WORK TO DO
Transcribe the data that follows precisely, omitting nothing.

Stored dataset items
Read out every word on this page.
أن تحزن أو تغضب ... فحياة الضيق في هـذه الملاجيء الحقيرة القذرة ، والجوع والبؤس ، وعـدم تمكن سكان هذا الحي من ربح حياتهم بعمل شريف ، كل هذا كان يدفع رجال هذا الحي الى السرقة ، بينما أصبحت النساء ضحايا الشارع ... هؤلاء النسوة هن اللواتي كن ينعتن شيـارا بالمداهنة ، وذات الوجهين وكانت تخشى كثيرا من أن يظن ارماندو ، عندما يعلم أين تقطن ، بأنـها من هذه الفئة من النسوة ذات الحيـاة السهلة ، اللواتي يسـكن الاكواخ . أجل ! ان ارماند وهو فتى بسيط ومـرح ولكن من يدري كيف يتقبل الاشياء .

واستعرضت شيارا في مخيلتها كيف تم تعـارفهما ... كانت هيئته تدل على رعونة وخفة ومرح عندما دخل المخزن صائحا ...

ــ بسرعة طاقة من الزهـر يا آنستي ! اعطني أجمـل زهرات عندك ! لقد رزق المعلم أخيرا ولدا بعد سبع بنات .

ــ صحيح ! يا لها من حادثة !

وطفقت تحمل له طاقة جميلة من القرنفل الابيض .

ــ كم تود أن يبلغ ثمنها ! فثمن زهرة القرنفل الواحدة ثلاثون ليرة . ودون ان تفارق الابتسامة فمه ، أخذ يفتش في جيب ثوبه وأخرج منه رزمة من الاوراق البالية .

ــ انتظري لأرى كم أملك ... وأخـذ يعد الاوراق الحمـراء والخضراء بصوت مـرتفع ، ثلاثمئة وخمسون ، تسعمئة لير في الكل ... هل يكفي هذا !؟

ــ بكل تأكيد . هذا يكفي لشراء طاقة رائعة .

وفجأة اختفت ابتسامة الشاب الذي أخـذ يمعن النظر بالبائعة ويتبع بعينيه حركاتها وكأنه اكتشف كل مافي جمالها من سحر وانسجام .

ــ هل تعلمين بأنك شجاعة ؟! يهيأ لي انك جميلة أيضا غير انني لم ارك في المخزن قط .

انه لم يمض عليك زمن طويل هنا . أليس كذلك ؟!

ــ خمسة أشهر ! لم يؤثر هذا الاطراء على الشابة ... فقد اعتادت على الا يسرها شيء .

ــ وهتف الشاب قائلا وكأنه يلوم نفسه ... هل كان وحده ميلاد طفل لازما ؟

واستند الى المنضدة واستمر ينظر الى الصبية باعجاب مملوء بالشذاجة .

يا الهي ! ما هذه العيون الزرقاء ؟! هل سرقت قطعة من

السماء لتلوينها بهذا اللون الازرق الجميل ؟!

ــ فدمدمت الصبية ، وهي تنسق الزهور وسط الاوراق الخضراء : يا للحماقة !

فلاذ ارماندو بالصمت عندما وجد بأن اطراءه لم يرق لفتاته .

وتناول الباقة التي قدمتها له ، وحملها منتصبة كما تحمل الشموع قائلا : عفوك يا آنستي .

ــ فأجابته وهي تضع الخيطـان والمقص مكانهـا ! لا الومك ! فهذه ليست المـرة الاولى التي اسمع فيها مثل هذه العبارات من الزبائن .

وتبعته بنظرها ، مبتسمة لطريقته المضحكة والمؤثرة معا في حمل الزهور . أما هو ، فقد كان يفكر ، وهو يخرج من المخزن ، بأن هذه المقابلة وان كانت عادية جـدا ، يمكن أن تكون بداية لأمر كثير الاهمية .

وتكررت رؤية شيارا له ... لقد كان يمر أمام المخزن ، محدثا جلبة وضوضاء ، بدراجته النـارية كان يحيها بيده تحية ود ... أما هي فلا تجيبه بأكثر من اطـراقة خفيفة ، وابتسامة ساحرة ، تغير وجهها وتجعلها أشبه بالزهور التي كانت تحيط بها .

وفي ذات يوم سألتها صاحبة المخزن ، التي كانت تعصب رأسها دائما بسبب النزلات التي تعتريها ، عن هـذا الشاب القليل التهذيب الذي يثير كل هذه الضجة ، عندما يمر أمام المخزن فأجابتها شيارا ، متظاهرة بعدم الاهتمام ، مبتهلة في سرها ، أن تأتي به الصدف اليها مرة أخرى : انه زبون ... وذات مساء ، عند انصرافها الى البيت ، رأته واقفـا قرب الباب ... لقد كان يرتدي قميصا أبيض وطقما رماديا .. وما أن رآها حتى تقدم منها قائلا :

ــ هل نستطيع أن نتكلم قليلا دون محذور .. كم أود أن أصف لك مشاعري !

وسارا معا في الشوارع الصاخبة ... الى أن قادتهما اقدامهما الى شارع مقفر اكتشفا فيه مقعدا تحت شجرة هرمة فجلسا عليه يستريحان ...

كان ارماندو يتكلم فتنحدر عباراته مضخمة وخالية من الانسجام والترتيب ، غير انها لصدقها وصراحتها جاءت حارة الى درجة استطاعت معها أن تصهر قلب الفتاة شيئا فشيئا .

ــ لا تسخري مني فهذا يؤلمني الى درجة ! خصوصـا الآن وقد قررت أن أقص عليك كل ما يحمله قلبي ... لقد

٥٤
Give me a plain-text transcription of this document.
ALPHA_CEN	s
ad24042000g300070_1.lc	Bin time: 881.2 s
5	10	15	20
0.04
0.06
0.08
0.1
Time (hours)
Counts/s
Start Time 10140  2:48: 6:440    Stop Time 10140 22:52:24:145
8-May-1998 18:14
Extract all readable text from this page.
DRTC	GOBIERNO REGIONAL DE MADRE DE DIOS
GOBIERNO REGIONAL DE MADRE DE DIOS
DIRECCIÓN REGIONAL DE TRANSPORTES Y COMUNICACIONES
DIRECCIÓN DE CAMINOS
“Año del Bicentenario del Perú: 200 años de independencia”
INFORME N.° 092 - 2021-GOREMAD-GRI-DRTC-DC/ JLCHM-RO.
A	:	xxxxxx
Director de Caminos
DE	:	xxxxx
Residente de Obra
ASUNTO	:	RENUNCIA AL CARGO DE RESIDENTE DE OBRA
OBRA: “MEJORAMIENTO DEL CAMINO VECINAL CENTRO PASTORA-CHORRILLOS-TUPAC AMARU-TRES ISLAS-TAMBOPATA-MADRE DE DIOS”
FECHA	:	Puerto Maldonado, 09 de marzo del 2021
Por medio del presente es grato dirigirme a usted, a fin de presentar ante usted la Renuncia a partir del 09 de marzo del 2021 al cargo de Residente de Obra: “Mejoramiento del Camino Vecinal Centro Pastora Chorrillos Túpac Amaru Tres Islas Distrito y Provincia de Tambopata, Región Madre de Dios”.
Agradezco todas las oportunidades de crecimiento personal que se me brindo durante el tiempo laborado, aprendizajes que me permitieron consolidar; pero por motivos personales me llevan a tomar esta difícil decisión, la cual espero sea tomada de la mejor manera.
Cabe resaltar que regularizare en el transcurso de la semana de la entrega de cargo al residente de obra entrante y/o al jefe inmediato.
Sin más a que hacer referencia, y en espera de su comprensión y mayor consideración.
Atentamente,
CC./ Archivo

SOLUTION TO THIS EXERCISE
Read out every word on this page.
أن تحزن أو تغضب ... فحياة الضيق في هـذه الملاجيء الحقيرة القذرة ، والجوع والبؤس ، وعـدم تمكن سكان هذا الحي من ربح حياتهم بعمل شريف ، كل هذا كان يدفع رجال هذا الحي الى السرقة ، بينما أصبحت النساء ضحايا الشارع ... هؤلاء النسوة هن اللواتي كن ينعتن شيـارا بالمداهنة ، وذات الوجهين وكانت تخشى كثيرا من أن يظن ارماندو ، عندما يعلم أين تقطن ، بأنـها من هذه الفئة من النسوة ذات الحيـاة السهلة ، اللواتي يسـكن الاكواخ . أجل ! ان ارماند وهو فتى بسيط ومـرح ولكن من يدري كيف يتقبل الاشياء .

واستعرضت شيارا في مخيلتها كيف تم تعـارفهما ... كانت هيئته تدل على رعونة وخفة ومرح عندما دخل المخزن صائحا ...

ــ بسرعة طاقة من الزهـر يا آنستي ! اعطني أجمـل زهرات عندك ! لقد رزق المعلم أخيرا ولدا بعد سبع بنات .

ــ صحيح ! يا لها من حادثة !

وطفقت تحمل له طاقة جميلة من القرنفل الابيض .

ــ كم تود أن يبلغ ثمنها ! فثمن زهرة القرنفل الواحدة ثلاثون ليرة . ودون ان تفارق الابتسامة فمه ، أخذ يفتش في جيب ثوبه وأخرج منه رزمة من الاوراق البالية .

ــ انتظري لأرى كم أملك ... وأخـذ يعد الاوراق الحمـراء والخضراء بصوت مـرتفع ، ثلاثمئة وخمسون ، تسعمئة لير في الكل ... هل يكفي هذا !؟

ــ بكل تأكيد . هذا يكفي لشراء طاقة رائعة .

وفجأة اختفت ابتسامة الشاب الذي أخـذ يمعن النظر بالبائعة ويتبع بعينيه حركاتها وكأنه اكتشف كل مافي جمالها من سحر وانسجام .

ــ هل تعلمين بأنك شجاعة ؟! يهيأ لي انك جميلة أيضا غير انني لم ارك في المخزن قط .

انه لم يمض عليك زمن طويل هنا . أليس كذلك ؟!

ــ خمسة أشهر ! لم يؤثر هذا الاطراء على الشابة ... فقد اعتادت على الا يسرها شيء .

ــ وهتف الشاب قائلا وكأنه يلوم نفسه ... هل كان وحده ميلاد طفل لازما ؟

واستند الى المنضدة واستمر ينظر الى الصبية باعجاب مملوء بالشذاجة .

يا الهي ! ما هذه العيون الزرقاء ؟! هل سرقت قطعة من

السماء لتلوينها بهذا اللون الازرق الجميل ؟!

ــ فدمدمت الصبية ، وهي تنسق الزهور وسط الاوراق الخضراء : يا للحماقة !

فلاذ ارماندو بالصمت عندما وجد بأن اطراءه لم يرق لفتاته .

وتناول الباقة التي قدمتها له ، وحملها منتصبة كما تحمل الشموع قائلا : عفوك يا آنستي .

ــ فأجابته وهي تضع الخيطـان والمقص مكانهـا ! لا الومك ! فهذه ليست المـرة الاولى التي اسمع فيها مثل هذه العبارات من الزبائن .

وتبعته بنظرها ، مبتسمة لطريقته المضحكة والمؤثرة معا في حمل الزهور . أما هو ، فقد كان يفكر ، وهو يخرج من المخزن ، بأن هذه المقابلة وان كانت عادية جـدا ، يمكن أن تكون بداية لأمر كثير الاهمية .

وتكررت رؤية شيارا له ... لقد كان يمر أمام المخزن ، محدثا جلبة وضوضاء ، بدراجته النـارية كان يحيها بيده تحية ود ... أما هي فلا تجيبه بأكثر من اطـراقة خفيفة ، وابتسامة ساحرة ، تغير وجهها وتجعلها أشبه بالزهور التي كانت تحيط بها .

وفي ذات يوم سألتها صاحبة المخزن ، التي كانت تعصب رأسها دائما بسبب النزلات التي تعتريها ، عن هـذا الشاب القليل التهذيب الذي يثير كل هذه الضجة ، عندما يمر أمام المخزن فأجابتها شيارا ، متظاهرة بعدم الاهتمام ، مبتهلة في سرها ، أن تأتي به الصدف اليها مرة أخرى : انه زبون ... وذات مساء ، عند انصرافها الى البيت ، رأته واقفـا قرب الباب ... لقد كان يرتدي قميصا أبيض وطقما رماديا .. وما أن رآها حتى تقدم منها قائلا :

ــ هل نستطيع أن نتكلم قليلا دون محذور .. كم أود أن أصف لك مشاعري !

وسارا معا في الشوارع الصاخبة ... الى أن قادتهما اقدامهما الى شارع مقفر اكتشفا فيه مقعدا تحت شجرة هرمة فجلسا عليه يستريحان ...

كان ارماندو يتكلم فتنحدر عباراته مضخمة وخالية من الانسجام والترتيب ، غير انها لصدقها وصراحتها جاءت حارة الى درجة استطاعت معها أن تصهر قلب الفتاة شيئا فشيئا .

ــ لا تسخري مني فهذا يؤلمني الى درجة ! خصوصـا الآن وقد قررت أن أقص عليك كل ما يحمله قلبي ... لقد

٥٤
Give me a plain-text transcription of this document.
ALPHA_CEN	s
ad24042000g300070_1.lc	Bin time: 881.2 s
5	10	15	20
0.04
0.06
0.08
0.1
Time (hours)
Counts/s
Start Time 10140  2:48: 6:440    Stop Time 10140 22:52:24:145
8-May-1998 18:14
Extract all readable text from this page.
DRTC	GOBIERNO REGIONAL DE MADRE DE DIOS
GOBIERNO REGIONAL DE MADRE DE DIOS
DIRECCIÓN REGIONAL DE TRANSPORTES Y COMUNICACIONES
DIRECCIÓN DE CAMINOS
“Año del Bicentenario del Perú: 200 años de independencia”
INFORME N.° 092 - 2021-GOREMAD-GRI-DRTC-DC/ JLCHM-RO.
A	:	xxxxxx
Director de Caminos
DE	:	xxxxx
Residente de Obra
ASUNTO	:	RENUNCIA AL CARGO DE RESIDENTE DE OBRA
OBRA: “MEJORAMIENTO DEL CAMINO VECINAL CENTRO PASTORA-CHORRILLOS-TUPAC AMARU-TRES ISLAS-TAMBOPATA-MADRE DE DIOS”
FECHA	:	Puerto Maldonado, 09 de marzo del 2021
Por medio del presente es grato dirigirme a usted, a fin de presentar ante usted la Renuncia a partir del 09 de marzo del 2021 al cargo de Residente de Obra: “Mejoramiento del Camino Vecinal Centro Pastora Chorrillos Túpac Amaru Tres Islas Distrito y Provincia de Tambopata, Región Madre de Dios”.
Agradezco todas las oportunidades de crecimiento personal que se me brindo durante el tiempo laborado, aprendizajes que me permitieron consolidar; pero por motivos personales me llevan a tomar esta difícil decisión, la cual espero sea tomada de la mejor manera.
Cabe resaltar que regularizare en el transcurso de la semana de la entrega de cargo al residente de obra entrante y/o al jefe inmediato.
Sin más a que hacer referencia, y en espera de su comprensión y mayor consideración.
Atentamente,
CC./ Archivo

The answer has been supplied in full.